▶ _READING PASSAGE_

· · ·

Friends say Abu Yassin often breaks down in tears, hugging whoever happens to be standing in front of him in that small tent, taking in the anger and sorrow of the families. These scenes play out two to four times a day, on average.
But here, as in every corner of the city, one can see life asserting itself in the face of death. Abu Yassin has set aside a little plot next to the refrigerator for growing parsley, onions and other vegetables to help meet the needs of the Civil Defence Corps’ kitchen.
In addition to feeding the volunteers, the Civil Defence kitchen also prepares meals for fighters in exchange for small amounts of money, which help support the Corps’ activities.
Cooking gas was available when I arrived, and I was treated to a special breakfast in the kitchen overseen by Abu Yassin, who lends an air of camaraderie and fun to the occasion. I was joined by a large number of activists waiting to whet their appetites with tasty pastries.

· · ·

▶ _TASK ITEM_
Carry on the account of Abu Yassin and the Civil Defence kitchen from its final sentence.

· · ·

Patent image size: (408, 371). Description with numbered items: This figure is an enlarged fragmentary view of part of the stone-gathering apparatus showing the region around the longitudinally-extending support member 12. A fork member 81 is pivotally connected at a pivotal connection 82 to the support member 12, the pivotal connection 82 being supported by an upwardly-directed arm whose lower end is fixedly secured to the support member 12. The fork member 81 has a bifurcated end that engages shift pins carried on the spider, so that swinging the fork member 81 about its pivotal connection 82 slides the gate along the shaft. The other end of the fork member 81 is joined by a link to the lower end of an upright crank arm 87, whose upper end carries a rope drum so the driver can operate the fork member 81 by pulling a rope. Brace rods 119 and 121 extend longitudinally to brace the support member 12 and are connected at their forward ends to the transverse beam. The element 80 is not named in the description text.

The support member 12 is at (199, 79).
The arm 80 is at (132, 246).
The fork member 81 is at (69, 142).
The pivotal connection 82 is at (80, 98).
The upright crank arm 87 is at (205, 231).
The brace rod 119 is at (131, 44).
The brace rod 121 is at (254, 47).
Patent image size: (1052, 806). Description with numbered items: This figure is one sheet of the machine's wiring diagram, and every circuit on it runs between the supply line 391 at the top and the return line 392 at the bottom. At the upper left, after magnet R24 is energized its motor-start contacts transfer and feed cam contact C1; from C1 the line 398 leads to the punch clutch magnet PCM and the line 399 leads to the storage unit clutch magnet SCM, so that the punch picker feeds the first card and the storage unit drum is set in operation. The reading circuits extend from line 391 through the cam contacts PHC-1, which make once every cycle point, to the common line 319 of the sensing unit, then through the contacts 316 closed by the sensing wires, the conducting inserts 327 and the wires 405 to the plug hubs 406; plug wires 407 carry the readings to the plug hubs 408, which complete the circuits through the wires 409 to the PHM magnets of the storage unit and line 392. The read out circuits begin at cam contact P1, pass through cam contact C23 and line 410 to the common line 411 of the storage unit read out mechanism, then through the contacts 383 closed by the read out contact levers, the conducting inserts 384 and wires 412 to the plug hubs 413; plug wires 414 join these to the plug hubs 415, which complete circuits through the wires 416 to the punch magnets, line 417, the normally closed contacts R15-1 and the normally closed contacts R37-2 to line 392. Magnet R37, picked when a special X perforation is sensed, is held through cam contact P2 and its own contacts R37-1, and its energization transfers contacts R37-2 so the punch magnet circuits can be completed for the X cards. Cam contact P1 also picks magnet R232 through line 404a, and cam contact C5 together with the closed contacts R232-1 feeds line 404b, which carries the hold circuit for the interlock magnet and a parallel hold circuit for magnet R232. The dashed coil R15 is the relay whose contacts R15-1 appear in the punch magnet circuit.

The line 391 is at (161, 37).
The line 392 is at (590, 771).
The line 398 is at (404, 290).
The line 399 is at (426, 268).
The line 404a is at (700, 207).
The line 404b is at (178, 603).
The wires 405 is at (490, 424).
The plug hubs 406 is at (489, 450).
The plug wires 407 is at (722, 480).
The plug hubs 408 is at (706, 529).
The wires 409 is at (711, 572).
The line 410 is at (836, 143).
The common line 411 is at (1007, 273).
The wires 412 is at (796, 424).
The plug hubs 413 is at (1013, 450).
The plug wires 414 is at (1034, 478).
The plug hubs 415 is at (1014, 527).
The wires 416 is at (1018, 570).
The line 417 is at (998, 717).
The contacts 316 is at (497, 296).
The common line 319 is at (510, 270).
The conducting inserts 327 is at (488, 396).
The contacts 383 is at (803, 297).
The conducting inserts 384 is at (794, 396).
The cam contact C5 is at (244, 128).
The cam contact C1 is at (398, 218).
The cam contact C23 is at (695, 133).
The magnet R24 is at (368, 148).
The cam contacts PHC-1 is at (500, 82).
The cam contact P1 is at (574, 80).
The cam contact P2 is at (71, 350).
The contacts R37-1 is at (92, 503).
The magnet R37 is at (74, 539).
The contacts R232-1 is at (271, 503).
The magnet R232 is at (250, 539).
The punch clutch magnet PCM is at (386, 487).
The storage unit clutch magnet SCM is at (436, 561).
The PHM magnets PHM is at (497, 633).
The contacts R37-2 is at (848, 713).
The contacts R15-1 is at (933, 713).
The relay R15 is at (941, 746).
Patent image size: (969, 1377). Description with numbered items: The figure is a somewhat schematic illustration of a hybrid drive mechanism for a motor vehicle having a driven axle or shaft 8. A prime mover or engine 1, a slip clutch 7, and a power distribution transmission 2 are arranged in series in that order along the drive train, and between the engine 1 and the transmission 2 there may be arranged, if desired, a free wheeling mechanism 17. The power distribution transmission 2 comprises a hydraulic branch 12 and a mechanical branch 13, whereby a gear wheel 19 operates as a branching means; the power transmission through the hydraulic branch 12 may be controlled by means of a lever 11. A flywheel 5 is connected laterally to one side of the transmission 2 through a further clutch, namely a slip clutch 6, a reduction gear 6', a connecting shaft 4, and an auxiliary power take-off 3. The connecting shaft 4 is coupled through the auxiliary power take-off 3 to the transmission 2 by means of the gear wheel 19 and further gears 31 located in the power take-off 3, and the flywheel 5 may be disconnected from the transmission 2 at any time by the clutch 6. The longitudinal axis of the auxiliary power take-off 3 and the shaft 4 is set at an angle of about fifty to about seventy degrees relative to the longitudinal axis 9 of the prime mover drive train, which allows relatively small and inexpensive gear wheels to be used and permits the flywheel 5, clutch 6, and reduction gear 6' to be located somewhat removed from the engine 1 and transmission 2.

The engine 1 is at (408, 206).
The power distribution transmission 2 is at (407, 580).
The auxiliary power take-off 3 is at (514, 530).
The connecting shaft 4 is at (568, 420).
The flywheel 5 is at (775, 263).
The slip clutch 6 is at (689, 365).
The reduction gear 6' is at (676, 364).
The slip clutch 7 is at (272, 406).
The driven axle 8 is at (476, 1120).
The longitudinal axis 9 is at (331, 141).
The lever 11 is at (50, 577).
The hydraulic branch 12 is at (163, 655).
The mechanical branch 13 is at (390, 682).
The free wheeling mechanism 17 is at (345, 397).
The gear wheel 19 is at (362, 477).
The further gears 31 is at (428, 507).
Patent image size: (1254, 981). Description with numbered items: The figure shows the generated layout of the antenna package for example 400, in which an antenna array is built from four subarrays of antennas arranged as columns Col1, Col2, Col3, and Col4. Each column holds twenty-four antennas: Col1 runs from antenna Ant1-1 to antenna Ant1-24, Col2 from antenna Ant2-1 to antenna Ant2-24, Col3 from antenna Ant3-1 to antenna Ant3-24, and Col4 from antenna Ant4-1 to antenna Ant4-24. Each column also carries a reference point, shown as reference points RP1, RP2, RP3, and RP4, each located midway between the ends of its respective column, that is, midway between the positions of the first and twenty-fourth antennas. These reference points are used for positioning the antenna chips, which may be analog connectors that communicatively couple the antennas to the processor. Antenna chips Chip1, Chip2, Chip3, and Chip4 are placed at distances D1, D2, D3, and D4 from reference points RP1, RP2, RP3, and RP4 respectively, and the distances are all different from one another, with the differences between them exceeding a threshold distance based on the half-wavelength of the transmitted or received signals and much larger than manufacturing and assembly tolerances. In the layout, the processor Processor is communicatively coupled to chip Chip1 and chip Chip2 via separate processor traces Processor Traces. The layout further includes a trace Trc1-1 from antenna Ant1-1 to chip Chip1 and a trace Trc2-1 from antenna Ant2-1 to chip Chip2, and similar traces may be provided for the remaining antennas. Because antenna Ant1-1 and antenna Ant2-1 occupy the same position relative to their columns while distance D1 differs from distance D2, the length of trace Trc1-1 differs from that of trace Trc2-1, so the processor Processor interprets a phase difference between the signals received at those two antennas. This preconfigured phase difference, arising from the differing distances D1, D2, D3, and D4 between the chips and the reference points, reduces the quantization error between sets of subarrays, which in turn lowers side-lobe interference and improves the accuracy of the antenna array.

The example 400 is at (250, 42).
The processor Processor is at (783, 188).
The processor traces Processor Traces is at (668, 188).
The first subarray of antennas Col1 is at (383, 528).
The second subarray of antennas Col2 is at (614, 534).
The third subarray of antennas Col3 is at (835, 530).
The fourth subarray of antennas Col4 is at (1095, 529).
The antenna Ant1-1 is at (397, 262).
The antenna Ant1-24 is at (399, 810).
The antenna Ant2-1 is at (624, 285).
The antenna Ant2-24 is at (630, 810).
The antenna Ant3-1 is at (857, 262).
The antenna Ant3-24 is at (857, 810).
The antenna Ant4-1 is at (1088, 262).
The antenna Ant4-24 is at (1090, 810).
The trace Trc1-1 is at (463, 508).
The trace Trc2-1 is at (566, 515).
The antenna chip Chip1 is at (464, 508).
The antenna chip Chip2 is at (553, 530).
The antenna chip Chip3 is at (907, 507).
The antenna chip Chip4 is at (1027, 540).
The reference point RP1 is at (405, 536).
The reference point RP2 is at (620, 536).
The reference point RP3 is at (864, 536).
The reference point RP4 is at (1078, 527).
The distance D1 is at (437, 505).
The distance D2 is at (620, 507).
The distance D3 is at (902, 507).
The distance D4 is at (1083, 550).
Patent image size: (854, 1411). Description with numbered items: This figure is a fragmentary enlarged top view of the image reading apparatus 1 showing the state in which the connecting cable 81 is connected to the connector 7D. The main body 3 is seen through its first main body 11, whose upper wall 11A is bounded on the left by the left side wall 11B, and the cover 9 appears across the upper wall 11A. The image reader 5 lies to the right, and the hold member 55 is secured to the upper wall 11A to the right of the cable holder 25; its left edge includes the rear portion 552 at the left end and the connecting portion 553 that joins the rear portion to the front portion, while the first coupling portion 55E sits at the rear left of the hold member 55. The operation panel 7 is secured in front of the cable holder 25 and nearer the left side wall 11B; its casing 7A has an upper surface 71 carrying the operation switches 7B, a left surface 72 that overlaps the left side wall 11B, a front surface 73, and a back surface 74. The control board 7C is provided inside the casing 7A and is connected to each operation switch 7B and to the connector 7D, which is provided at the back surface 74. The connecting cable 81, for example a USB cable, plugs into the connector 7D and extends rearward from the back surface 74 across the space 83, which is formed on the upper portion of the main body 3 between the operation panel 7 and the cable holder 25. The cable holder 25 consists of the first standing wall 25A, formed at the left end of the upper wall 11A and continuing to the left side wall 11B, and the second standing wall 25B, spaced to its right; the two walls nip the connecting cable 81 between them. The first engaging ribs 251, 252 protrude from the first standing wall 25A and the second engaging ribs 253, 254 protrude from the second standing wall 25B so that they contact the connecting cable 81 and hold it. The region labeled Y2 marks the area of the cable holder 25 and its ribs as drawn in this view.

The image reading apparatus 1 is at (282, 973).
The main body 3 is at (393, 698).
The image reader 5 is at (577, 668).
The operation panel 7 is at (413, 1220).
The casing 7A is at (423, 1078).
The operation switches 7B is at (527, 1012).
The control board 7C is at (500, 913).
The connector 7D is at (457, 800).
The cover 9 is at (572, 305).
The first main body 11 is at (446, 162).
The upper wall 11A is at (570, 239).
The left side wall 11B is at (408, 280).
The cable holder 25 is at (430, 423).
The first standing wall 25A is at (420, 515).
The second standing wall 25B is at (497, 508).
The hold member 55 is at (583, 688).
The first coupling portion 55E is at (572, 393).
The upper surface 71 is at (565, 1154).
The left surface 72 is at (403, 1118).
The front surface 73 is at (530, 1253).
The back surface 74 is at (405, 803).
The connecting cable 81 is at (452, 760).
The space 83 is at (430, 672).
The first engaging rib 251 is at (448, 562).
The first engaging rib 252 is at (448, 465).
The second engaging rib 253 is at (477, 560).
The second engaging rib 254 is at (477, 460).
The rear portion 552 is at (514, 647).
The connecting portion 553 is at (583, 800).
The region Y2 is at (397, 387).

· · ·

▶ _WRITTEN RESPONSE_
Most of the volunteers, who range in age from their teens to thirties and worked in a variety of occupations before the revolution, come from similar working class backgrounds, and appeared warm and open with each other.
As I was given a tour of the building, the local mosques put out a call over the loudspeakers requesting blood donations for a certain blood type for a wounded person. Within minutes, about a dozen people, including three women, had gathered in front of Civil Defence’s blood bank.
Doctors in the city’s medical office are dissatisfied, however, with this blood bank, citing the lack of supervision by qualified medical staff. But activists say all the blood they collect is sent directly to the medical office to be tested before it’s used.
In addition to the blood bank, there is also a central pharmacy that collects the contents of city pharmacies abandoned by their owners. The pharmacy keeps a register of what was taken in case the owner wishes to be compensated. The rest of the pharmacy’s medications are donations. There is also an emergency room and hospitalization room where patients are moved after being initially treated.
One part of the Civil Defence Corps is a group of volunteers who make up “The Medical Knights” squad, which is tasked with external medical follow up.
There is one doctor in the medical department while the rest of the team, both men and women, are nurses or volunteers who have gained experience in emergency response, either by virtue of practice since the beginning of the revolution, or through local training courses. Others work in administration.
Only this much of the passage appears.